• _Entries provided_
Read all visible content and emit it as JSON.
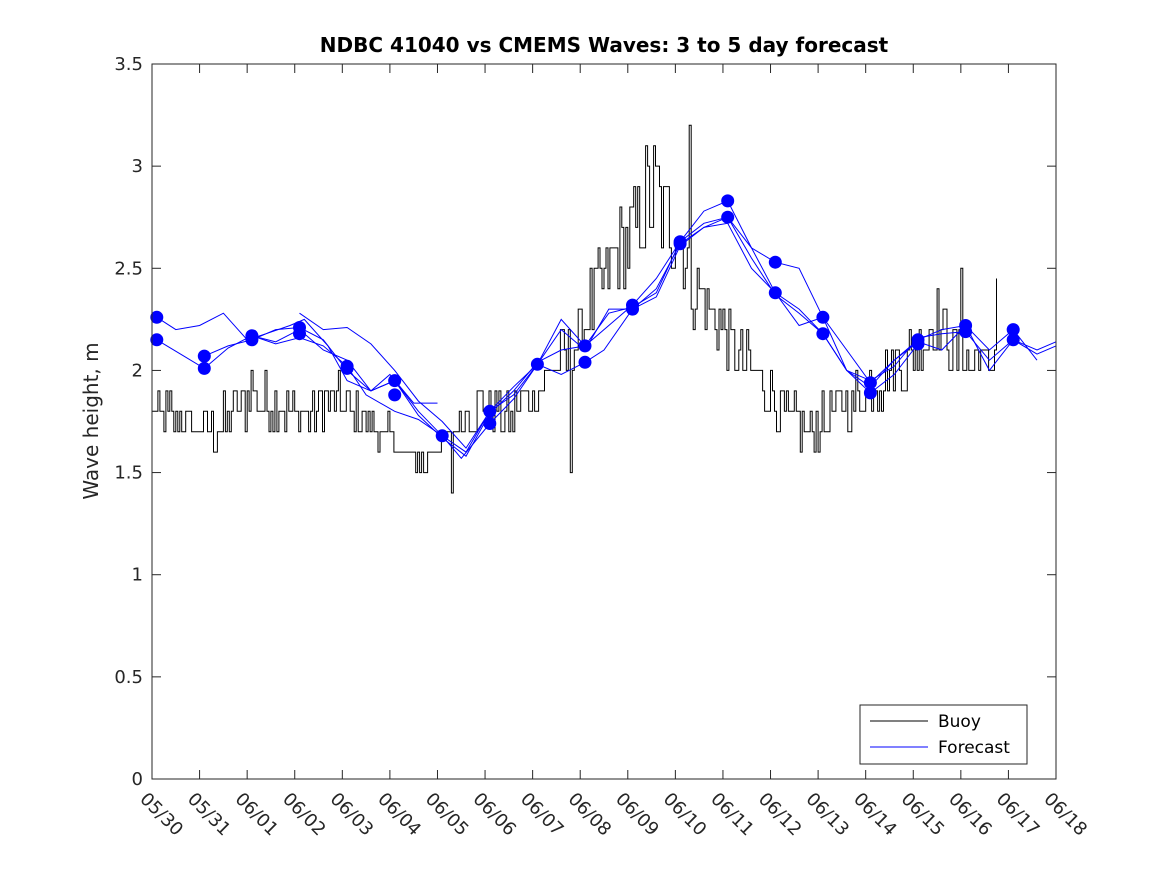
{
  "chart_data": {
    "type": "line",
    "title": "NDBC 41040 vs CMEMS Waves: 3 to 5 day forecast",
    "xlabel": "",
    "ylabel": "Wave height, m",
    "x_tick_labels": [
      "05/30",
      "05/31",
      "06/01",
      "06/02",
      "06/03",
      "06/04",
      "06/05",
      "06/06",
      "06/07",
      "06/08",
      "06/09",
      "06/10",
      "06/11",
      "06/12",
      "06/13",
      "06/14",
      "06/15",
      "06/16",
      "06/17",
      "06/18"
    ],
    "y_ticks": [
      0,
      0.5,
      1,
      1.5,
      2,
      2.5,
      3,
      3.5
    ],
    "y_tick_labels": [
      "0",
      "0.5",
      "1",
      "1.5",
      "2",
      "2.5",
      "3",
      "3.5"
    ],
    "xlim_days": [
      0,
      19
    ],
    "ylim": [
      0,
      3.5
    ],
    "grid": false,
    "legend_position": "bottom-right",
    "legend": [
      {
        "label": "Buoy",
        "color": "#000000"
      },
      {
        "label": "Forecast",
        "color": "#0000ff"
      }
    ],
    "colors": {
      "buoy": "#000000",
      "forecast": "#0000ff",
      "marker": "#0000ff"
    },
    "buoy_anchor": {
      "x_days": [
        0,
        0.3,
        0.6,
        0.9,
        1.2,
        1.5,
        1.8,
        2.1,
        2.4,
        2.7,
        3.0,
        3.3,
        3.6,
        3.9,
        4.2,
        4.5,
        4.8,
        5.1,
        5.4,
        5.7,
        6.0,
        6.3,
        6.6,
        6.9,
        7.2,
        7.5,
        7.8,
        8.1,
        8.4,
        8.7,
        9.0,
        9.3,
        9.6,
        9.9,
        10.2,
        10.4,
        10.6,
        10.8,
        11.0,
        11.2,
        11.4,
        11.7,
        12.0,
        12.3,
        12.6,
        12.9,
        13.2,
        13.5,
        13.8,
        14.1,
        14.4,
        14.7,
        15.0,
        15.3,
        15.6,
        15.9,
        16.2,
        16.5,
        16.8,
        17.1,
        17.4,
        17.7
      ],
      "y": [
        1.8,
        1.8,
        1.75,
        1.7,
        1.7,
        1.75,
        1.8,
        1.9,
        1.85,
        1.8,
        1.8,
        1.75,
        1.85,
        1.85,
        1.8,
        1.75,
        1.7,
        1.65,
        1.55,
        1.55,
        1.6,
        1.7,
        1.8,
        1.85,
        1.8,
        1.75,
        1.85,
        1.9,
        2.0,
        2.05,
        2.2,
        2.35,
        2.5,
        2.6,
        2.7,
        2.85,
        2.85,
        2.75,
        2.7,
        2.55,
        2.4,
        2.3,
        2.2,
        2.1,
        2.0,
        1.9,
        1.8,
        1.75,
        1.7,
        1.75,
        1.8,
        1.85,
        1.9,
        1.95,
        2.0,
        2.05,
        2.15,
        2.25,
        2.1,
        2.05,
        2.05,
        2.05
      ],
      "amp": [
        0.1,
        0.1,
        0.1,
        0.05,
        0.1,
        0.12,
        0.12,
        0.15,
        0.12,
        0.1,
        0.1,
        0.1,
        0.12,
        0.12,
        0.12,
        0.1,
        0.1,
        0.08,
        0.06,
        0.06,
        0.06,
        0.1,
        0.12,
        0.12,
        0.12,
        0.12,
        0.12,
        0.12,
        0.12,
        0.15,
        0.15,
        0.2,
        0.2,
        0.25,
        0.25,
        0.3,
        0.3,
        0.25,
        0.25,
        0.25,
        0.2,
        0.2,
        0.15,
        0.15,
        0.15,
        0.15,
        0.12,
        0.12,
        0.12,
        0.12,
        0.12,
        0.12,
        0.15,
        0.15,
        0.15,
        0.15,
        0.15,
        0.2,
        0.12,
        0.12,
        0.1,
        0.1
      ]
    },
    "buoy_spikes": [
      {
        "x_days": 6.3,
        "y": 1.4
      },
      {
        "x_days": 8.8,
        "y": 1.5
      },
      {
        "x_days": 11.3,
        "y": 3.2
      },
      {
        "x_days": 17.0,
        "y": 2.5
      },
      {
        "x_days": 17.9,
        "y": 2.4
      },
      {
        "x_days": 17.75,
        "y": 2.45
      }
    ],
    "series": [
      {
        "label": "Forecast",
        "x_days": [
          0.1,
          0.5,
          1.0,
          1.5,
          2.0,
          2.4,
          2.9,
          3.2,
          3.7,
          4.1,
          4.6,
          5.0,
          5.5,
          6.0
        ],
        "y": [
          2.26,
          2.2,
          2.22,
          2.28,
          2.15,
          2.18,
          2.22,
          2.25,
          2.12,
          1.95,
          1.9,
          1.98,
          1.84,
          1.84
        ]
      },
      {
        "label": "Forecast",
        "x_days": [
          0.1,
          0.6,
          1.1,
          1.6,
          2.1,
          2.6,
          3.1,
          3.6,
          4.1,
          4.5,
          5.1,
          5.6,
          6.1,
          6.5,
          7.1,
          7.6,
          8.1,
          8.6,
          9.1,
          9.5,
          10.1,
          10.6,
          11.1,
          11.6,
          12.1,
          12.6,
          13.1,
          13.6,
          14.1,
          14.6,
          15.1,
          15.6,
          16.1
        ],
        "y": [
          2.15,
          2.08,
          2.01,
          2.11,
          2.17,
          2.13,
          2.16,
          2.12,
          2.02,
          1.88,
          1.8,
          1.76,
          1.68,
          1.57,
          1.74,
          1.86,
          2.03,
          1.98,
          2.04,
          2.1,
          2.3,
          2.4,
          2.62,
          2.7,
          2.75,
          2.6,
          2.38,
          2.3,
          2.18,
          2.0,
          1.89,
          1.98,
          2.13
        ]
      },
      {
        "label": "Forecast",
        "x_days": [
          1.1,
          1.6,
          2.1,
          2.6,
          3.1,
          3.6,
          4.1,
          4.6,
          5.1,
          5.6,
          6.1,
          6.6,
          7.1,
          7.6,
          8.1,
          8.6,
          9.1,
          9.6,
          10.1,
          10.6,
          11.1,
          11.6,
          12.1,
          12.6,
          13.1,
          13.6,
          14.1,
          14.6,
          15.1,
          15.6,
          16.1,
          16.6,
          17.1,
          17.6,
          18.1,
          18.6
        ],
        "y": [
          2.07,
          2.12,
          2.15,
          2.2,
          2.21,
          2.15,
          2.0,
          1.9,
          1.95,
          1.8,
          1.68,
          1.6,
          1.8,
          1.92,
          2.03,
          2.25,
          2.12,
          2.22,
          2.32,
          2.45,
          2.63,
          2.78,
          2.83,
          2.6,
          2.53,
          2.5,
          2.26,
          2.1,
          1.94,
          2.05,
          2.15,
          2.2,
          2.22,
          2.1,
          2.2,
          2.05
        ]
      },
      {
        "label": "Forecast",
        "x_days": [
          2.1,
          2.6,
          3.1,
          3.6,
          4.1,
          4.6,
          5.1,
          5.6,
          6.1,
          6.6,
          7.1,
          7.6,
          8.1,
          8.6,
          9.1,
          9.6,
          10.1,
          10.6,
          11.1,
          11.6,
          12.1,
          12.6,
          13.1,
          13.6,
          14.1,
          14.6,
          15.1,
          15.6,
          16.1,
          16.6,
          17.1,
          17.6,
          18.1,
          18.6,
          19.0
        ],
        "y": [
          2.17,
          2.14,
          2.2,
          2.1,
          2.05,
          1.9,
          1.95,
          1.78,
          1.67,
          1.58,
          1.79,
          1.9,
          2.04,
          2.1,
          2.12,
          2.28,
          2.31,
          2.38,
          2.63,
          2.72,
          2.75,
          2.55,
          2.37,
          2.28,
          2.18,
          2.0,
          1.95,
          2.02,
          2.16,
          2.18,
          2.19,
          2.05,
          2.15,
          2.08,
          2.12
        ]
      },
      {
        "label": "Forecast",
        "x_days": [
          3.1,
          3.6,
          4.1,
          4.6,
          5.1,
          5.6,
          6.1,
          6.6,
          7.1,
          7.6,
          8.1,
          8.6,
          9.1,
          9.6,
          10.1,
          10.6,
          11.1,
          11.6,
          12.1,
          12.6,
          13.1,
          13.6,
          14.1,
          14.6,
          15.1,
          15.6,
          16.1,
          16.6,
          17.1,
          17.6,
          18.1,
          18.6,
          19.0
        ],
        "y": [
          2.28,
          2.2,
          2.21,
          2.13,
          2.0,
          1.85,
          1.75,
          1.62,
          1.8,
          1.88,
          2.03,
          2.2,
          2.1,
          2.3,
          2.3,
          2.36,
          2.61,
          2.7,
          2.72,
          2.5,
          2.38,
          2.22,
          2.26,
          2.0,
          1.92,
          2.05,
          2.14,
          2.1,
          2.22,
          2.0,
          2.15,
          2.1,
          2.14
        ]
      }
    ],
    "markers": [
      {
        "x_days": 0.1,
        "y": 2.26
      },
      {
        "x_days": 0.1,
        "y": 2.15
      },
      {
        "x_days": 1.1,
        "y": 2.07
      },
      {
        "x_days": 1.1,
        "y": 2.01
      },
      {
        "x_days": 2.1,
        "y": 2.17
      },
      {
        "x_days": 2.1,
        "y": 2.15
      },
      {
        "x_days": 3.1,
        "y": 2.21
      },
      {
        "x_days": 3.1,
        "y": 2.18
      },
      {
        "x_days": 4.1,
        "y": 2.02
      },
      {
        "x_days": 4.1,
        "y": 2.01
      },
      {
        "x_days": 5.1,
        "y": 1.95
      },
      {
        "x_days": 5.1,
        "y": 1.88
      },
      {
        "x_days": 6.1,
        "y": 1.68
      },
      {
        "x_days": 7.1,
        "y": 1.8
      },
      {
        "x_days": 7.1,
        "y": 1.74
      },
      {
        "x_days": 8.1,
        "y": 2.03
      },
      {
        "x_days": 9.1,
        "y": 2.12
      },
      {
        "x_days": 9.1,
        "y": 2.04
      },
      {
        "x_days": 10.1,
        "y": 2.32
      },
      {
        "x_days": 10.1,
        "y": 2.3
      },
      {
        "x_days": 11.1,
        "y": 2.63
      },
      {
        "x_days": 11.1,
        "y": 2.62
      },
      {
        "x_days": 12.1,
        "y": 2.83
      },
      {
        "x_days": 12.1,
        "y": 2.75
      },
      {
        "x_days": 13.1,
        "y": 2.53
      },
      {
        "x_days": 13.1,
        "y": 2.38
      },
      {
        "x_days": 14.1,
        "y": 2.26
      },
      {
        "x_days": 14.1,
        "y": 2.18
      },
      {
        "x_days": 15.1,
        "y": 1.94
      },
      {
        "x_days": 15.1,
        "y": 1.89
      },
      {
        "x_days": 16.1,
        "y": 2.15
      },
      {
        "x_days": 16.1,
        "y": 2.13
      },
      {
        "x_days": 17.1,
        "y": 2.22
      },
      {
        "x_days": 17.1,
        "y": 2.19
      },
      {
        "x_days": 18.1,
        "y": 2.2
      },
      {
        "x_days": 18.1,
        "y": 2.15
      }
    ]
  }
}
* * *
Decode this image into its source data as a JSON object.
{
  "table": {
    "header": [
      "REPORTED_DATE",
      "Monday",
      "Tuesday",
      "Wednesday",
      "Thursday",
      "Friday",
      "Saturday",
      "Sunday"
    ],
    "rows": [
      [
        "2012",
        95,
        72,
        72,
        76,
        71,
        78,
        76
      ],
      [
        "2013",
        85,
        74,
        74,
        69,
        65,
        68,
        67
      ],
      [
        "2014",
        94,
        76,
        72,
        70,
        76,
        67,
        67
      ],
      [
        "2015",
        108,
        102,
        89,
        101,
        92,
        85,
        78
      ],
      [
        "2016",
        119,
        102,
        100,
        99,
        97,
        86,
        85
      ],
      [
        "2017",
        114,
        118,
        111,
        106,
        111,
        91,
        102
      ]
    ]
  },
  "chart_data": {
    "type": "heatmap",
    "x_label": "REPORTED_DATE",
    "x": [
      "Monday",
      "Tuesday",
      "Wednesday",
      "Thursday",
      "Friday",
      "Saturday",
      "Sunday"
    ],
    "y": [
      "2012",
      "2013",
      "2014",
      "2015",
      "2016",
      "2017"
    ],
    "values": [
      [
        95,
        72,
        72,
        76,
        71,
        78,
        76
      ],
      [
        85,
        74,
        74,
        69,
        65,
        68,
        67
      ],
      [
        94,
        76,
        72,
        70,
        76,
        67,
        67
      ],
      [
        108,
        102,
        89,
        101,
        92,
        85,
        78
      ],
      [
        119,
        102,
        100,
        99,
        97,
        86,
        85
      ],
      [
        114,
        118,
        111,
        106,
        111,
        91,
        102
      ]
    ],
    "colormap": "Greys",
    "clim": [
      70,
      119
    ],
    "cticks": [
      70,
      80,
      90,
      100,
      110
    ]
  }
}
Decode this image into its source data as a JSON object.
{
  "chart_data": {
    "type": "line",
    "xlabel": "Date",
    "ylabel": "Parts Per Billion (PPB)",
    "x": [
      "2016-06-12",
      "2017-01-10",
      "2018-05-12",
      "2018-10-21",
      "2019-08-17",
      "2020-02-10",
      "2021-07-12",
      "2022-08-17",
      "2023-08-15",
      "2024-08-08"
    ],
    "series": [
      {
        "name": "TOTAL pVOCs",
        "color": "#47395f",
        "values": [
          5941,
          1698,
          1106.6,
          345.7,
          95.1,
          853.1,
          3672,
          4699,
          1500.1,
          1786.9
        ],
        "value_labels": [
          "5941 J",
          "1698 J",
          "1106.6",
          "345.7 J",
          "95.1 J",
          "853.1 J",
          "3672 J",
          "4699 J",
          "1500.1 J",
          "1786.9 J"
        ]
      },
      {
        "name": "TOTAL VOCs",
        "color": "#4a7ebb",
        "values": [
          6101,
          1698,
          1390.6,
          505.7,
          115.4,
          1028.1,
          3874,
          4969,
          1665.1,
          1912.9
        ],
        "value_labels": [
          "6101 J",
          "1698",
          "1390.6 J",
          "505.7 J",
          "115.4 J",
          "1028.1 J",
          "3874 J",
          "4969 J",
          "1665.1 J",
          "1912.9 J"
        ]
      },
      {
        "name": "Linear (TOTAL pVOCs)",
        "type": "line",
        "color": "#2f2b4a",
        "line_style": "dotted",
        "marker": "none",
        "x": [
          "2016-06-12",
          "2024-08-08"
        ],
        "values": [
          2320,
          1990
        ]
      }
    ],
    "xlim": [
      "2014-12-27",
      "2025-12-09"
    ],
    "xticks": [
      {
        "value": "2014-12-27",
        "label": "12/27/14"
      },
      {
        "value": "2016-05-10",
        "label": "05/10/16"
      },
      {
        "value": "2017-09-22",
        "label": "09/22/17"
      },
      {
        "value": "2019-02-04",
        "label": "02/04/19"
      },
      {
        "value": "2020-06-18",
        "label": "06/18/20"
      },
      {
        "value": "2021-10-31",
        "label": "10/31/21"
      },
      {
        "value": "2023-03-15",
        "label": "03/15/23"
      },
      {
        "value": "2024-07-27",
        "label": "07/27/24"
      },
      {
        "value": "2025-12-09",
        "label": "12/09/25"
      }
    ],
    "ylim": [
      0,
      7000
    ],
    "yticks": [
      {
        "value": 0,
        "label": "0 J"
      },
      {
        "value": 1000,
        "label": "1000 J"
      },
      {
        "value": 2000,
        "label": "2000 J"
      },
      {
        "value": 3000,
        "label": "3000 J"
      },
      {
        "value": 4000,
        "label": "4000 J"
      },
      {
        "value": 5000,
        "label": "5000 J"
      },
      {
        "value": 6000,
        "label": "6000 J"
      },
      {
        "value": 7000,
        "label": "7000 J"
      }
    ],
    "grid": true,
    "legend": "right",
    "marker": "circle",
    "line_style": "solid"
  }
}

• _Task statement_
Of the lines in this data, how many contain "pVOCs"? Reply with only the number.

• _Response below_
2